### Collected data
= = = =
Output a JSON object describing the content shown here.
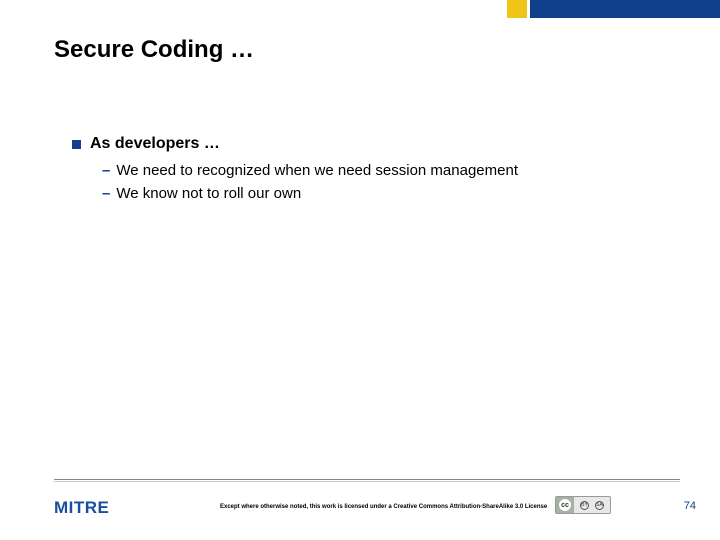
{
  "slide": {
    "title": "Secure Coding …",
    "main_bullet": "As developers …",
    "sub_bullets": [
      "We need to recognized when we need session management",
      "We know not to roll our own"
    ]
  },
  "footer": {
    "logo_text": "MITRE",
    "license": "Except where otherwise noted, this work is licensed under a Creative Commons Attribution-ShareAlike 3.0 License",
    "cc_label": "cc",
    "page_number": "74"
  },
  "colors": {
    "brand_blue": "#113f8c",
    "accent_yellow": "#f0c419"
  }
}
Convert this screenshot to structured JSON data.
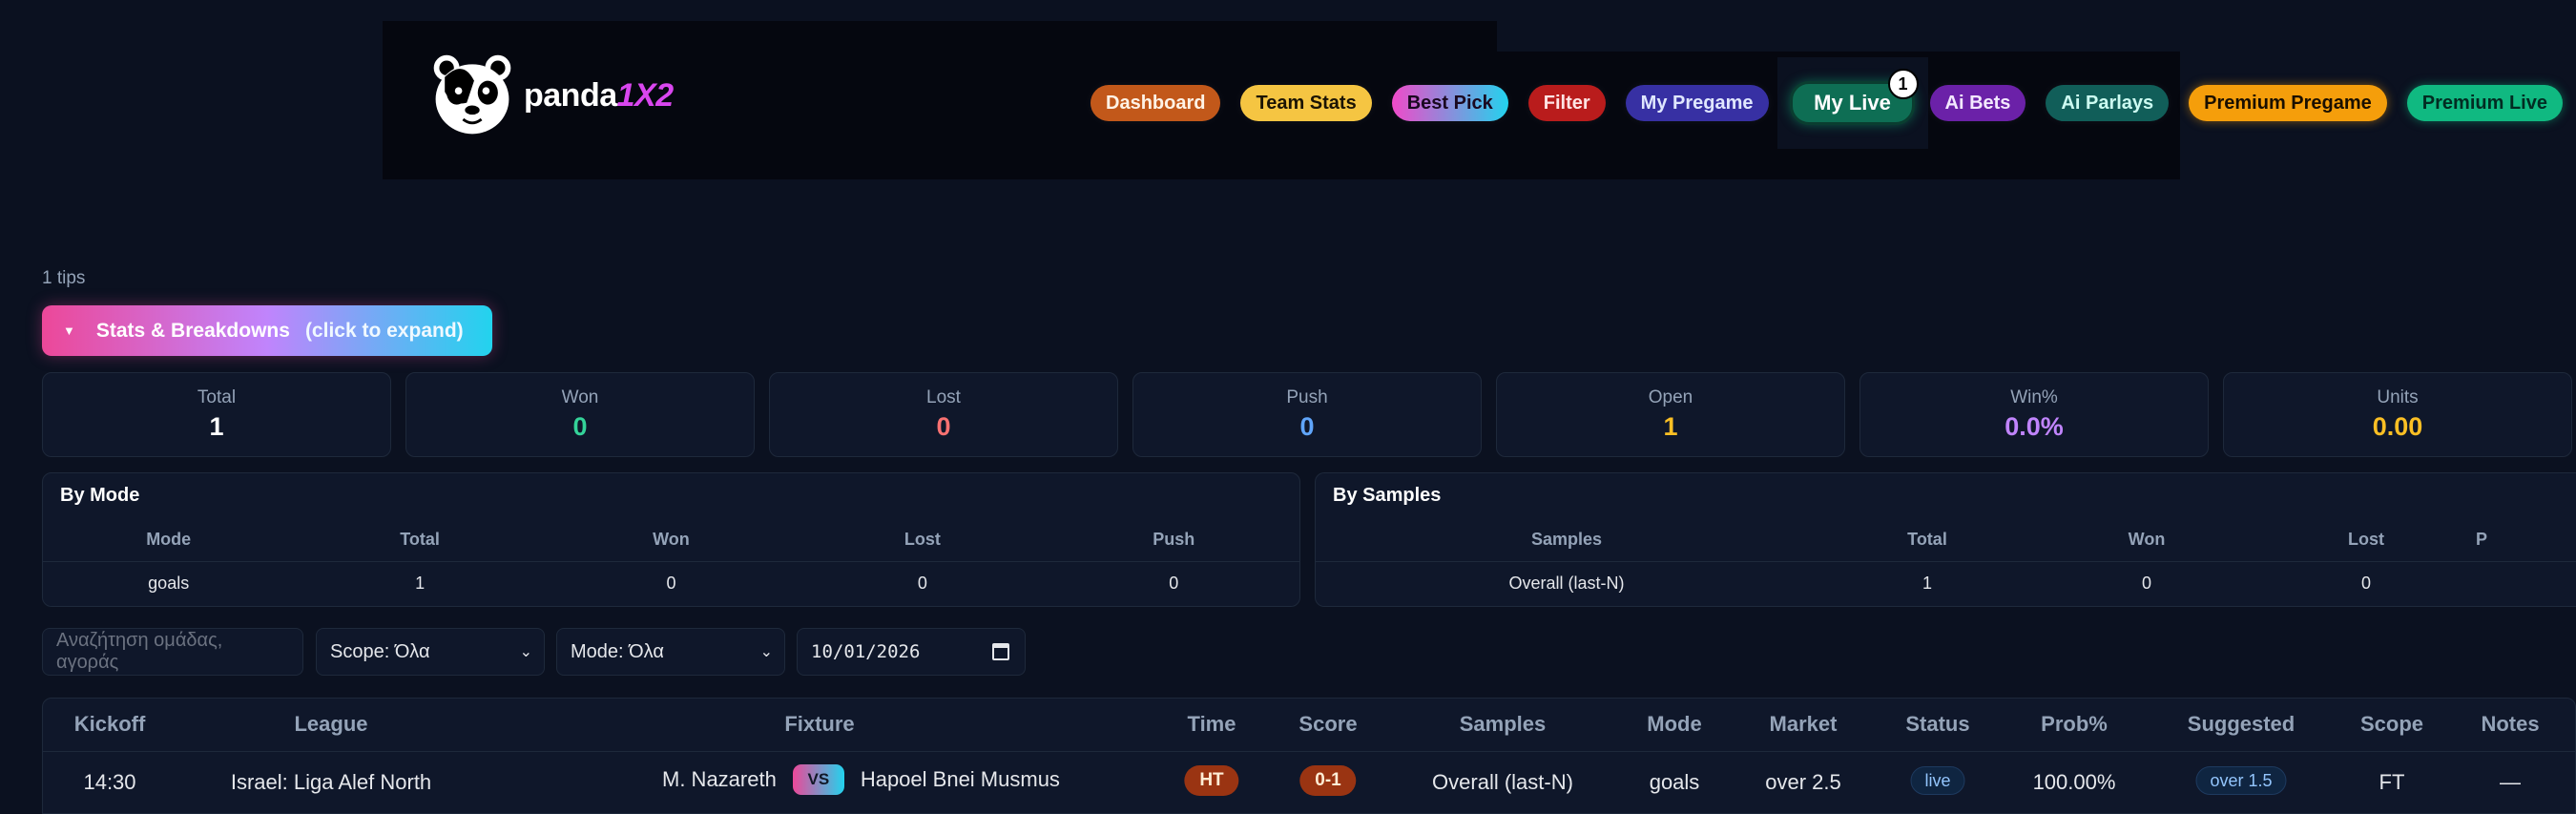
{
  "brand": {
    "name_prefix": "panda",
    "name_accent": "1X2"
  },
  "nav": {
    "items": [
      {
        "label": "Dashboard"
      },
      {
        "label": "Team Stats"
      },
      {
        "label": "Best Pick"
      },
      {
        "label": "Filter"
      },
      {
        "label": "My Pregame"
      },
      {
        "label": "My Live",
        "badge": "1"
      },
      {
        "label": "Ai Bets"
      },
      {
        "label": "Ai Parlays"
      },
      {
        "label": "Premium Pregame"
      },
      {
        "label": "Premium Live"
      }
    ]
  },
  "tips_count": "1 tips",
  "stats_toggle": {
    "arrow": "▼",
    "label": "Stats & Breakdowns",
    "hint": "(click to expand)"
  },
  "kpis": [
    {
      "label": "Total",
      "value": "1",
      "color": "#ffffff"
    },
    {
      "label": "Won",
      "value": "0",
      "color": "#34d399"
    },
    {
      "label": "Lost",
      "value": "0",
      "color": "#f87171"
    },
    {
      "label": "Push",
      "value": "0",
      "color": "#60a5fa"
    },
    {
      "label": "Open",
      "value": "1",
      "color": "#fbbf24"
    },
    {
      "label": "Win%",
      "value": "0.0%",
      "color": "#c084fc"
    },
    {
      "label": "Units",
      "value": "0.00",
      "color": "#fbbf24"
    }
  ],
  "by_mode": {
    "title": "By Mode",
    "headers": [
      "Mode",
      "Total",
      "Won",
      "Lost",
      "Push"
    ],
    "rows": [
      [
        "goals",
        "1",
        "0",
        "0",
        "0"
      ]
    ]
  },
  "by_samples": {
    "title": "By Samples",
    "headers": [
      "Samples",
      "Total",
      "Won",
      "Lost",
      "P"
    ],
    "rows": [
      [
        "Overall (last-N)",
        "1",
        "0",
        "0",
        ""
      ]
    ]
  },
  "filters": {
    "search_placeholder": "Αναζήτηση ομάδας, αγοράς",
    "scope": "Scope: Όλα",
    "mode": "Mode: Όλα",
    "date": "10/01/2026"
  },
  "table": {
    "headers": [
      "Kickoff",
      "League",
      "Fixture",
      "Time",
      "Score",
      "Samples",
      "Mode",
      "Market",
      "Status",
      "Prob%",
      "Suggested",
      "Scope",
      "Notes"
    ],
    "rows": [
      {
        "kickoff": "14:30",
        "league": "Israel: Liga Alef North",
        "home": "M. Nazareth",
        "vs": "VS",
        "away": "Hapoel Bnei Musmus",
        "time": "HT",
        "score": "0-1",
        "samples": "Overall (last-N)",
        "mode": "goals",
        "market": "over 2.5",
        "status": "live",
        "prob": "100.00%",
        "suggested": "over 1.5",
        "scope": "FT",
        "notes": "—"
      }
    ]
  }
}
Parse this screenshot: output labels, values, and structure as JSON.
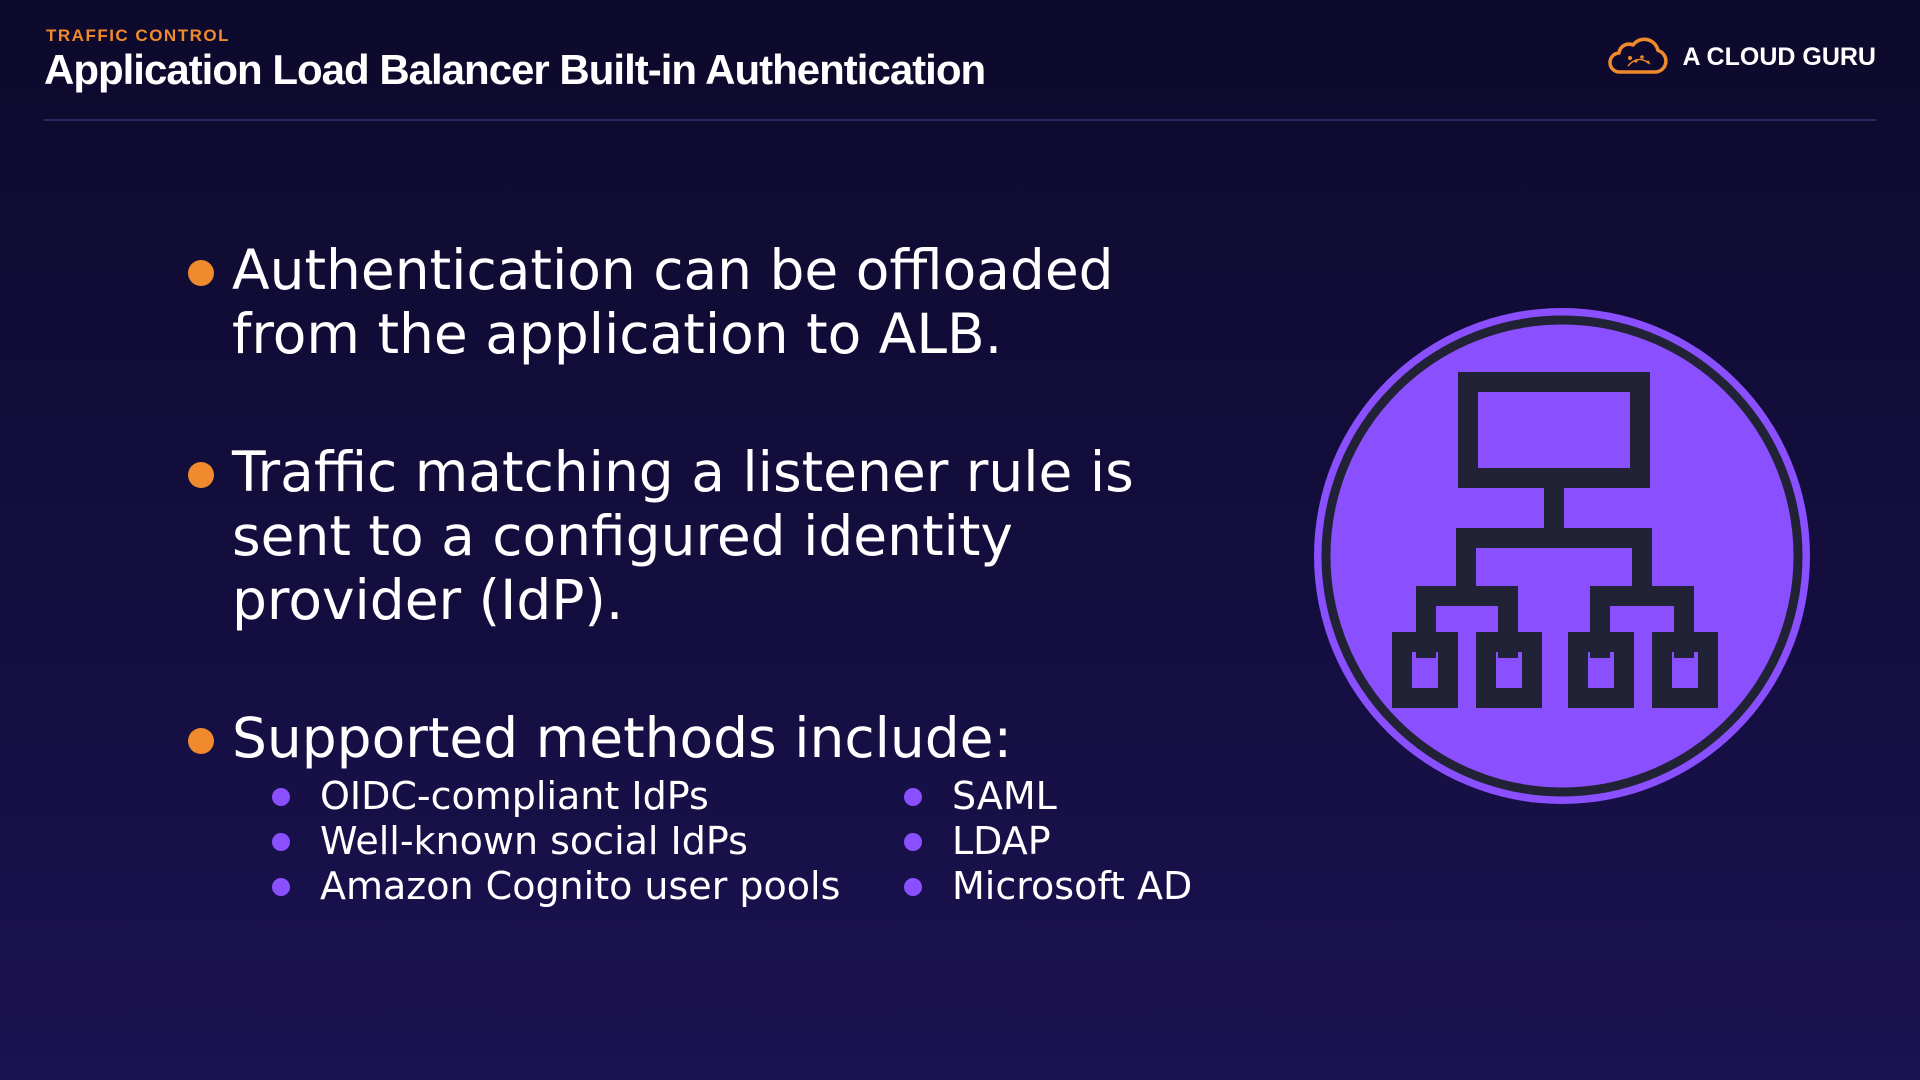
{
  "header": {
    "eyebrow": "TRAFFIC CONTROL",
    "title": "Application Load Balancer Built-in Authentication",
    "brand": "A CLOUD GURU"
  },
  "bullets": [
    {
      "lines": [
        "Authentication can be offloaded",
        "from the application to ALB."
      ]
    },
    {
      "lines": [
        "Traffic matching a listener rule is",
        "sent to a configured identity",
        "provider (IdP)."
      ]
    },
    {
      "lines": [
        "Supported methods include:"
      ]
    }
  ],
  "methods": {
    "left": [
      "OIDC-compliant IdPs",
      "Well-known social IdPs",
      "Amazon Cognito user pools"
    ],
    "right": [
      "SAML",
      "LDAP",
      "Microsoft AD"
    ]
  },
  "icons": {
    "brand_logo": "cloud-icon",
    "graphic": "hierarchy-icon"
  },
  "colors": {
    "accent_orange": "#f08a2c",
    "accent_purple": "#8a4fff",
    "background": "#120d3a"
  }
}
= = = =
### Short exercise
State how many lines in the records above contain the word "this", giving only the number.

### Completed exercise
3